* Problem statement
Output the part of the listing that begins with the line containing "line-number[interactable]: 7 (0, 122, 36, 139)" and ends with the line containing "expand-hunk-button[interactable]: ··· (6, 3, 34, 17)", reproducing both end lines and every line between them verbatim.

* Entries
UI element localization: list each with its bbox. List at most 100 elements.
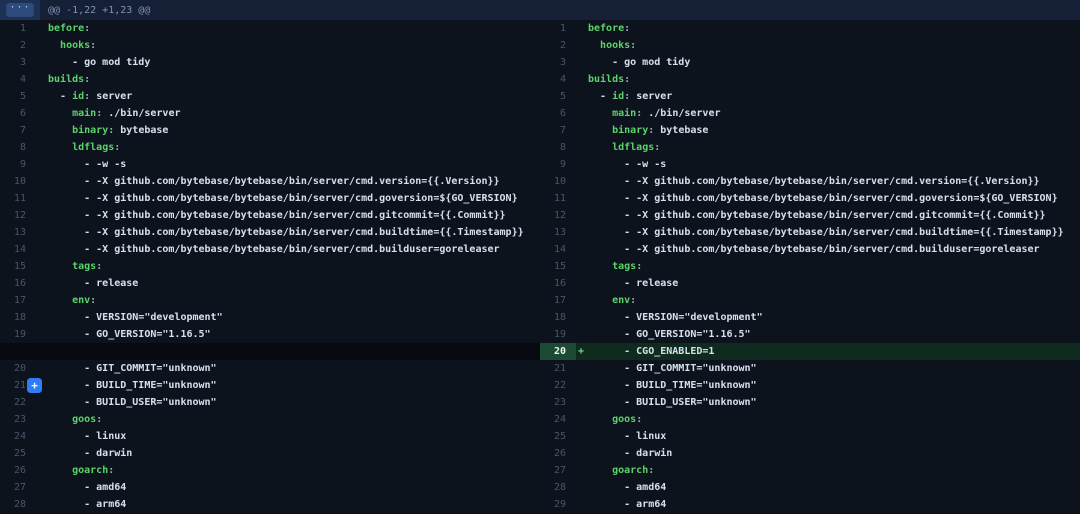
line-number[interactable]: 7 (0, 122, 36, 139)
line-number[interactable]: 29 (540, 496, 576, 513)
diff-row: 13 - -X github.com/bytebase/bytebase/bin… (0, 224, 540, 241)
line-number[interactable]: 4 (0, 71, 36, 88)
line-number[interactable]: 4 (540, 71, 576, 88)
line-number[interactable]: 18 (540, 309, 576, 326)
code-line: - linux (588, 428, 666, 445)
line-number[interactable]: 6 (0, 105, 36, 122)
code-line: goarch: (588, 462, 654, 479)
code-line: - darwin (588, 445, 672, 462)
line-number[interactable]: 20 (0, 360, 36, 377)
expand-hunk-button[interactable]: ··· (6, 3, 34, 17)
line-number[interactable]: 10 (540, 173, 576, 190)
line-number[interactable]: 19 (0, 326, 36, 343)
line-number[interactable]: 8 (540, 139, 576, 156)
line-number[interactable]: 1 (540, 20, 576, 37)
diff-row: 19 - GO_VERSION="1.16.5" (540, 326, 1080, 343)
diff-row: 5 - id: server (0, 88, 540, 105)
code-line: - -X github.com/bytebase/bytebase/bin/se… (48, 241, 500, 258)
diff-row: 9 - -w -s (540, 156, 1080, 173)
code-line: hooks: (588, 37, 636, 54)
code-line: tags: (48, 258, 102, 275)
line-number[interactable]: 26 (540, 445, 576, 462)
line-number[interactable]: 21 (540, 360, 576, 377)
diff-row: 16 - release (0, 275, 540, 292)
line-number[interactable]: 11 (540, 190, 576, 207)
line-number[interactable]: 15 (540, 258, 576, 275)
line-number[interactable]: 13 (540, 224, 576, 241)
line-number[interactable]: 9 (540, 156, 576, 173)
line-number[interactable]: 27 (540, 462, 576, 479)
line-number[interactable]: 14 (540, 241, 576, 258)
line-number[interactable]: 9 (0, 156, 36, 173)
code-line: builds: (48, 71, 90, 88)
line-number[interactable]: 27 (0, 479, 36, 496)
line-number[interactable]: 23 (0, 411, 36, 428)
line-number[interactable]: 13 (0, 224, 36, 241)
line-number[interactable]: 11 (0, 190, 36, 207)
code-line: - id: server (588, 88, 672, 105)
diff-row: 23 - BUILD_USER="unknown" (540, 394, 1080, 411)
line-number[interactable]: 22 (540, 377, 576, 394)
line-number[interactable]: 12 (540, 207, 576, 224)
diff-row: 8 ldflags: (0, 139, 540, 156)
diff-row: 14 - -X github.com/bytebase/bytebase/bin… (540, 241, 1080, 258)
code-line: env: (48, 292, 96, 309)
line-number[interactable]: 2 (540, 37, 576, 54)
code-line: - -X github.com/bytebase/bytebase/bin/se… (588, 173, 1040, 190)
diff-row: 21+ - BUILD_TIME="unknown" (0, 377, 540, 394)
diff-row: 1 before: (540, 20, 1080, 37)
code-line: - -X github.com/bytebase/bytebase/bin/se… (48, 190, 518, 207)
line-number[interactable]: 18 (0, 309, 36, 326)
line-number[interactable]: 22 (0, 394, 36, 411)
line-number[interactable]: 17 (0, 292, 36, 309)
diff-row: 15 tags: (0, 258, 540, 275)
line-number[interactable]: 8 (0, 139, 36, 156)
add-comment-button[interactable]: + (27, 378, 42, 393)
diff-pane-new: 1before:2 hooks:3 - go mod tidy4builds:5… (540, 20, 1080, 513)
line-number[interactable]: 12 (0, 207, 36, 224)
line-number[interactable]: 10 (0, 173, 36, 190)
code-line: - -X github.com/bytebase/bytebase/bin/se… (588, 190, 1058, 207)
hunk-label: @@ -1,22 +1,23 @@ (48, 5, 150, 16)
filler-row (0, 343, 540, 360)
code-line: - linux (48, 428, 126, 445)
line-number[interactable]: 1 (0, 20, 36, 37)
line-number[interactable]: 3 (540, 54, 576, 71)
line-number[interactable]: 24 (0, 428, 36, 445)
line-number[interactable]: 25 (540, 428, 576, 445)
line-number[interactable]: 24 (540, 411, 576, 428)
line-number[interactable]: 5 (540, 88, 576, 105)
code-line: before: (588, 20, 630, 37)
line-number[interactable]: 19 (540, 326, 576, 343)
line-number[interactable]: 15 (0, 258, 36, 275)
line-number[interactable]: 16 (0, 275, 36, 292)
line-number[interactable]: 2 (0, 37, 36, 54)
code-line: main: ./bin/server (588, 105, 721, 122)
line-number[interactable]: 28 (540, 479, 576, 496)
code-line: - BUILD_TIME="unknown" (588, 377, 757, 394)
line-number[interactable]: 16 (540, 275, 576, 292)
diff-row: 2 hooks: (540, 37, 1080, 54)
line-number[interactable]: 3 (0, 54, 36, 71)
line-number[interactable]: 17 (540, 292, 576, 309)
line-number[interactable]: 28 (0, 496, 36, 513)
diff-row: 22 - BUILD_USER="unknown" (0, 394, 540, 411)
diff-row: 5 - id: server (540, 88, 1080, 105)
line-number[interactable]: 5 (0, 88, 36, 105)
diff-row: 13 - -X github.com/bytebase/bytebase/bin… (540, 224, 1080, 241)
line-number[interactable]: 7 (540, 122, 576, 139)
code-line: - -X github.com/bytebase/bytebase/bin/se… (48, 207, 506, 224)
diff-row: 25 - darwin (0, 445, 540, 462)
code-line: env: (588, 292, 636, 309)
code-line: - go mod tidy (588, 54, 690, 71)
line-number[interactable]: 26 (0, 462, 36, 479)
code-line: ldflags: (48, 139, 120, 156)
line-number[interactable]: 23 (540, 394, 576, 411)
code-line: - GIT_COMMIT="unknown" (48, 360, 217, 377)
diff-row: 12 - -X github.com/bytebase/bytebase/bin… (540, 207, 1080, 224)
code-line: main: ./bin/server (48, 105, 181, 122)
line-number[interactable]: 20 (540, 343, 576, 360)
line-number[interactable]: 6 (540, 105, 576, 122)
line-number[interactable]: 25 (0, 445, 36, 462)
line-number[interactable]: 14 (0, 241, 36, 258)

* Response to the exercise
line-number[interactable]: 7 (0, 122, 36, 139)
line-number[interactable]: 29 (540, 496, 576, 513)
diff-row: 13 - -X github.com/bytebase/bytebase/bin… (0, 224, 540, 241)
line-number[interactable]: 4 (0, 71, 36, 88)
line-number[interactable]: 4 (540, 71, 576, 88)
line-number[interactable]: 18 (540, 309, 576, 326)
code-line: - linux (588, 428, 666, 445)
line-number[interactable]: 6 (0, 105, 36, 122)
code-line: goarch: (588, 462, 654, 479)
code-line: - darwin (588, 445, 672, 462)
line-number[interactable]: 20 (0, 360, 36, 377)
expand-hunk-button[interactable]: ··· (6, 3, 34, 17)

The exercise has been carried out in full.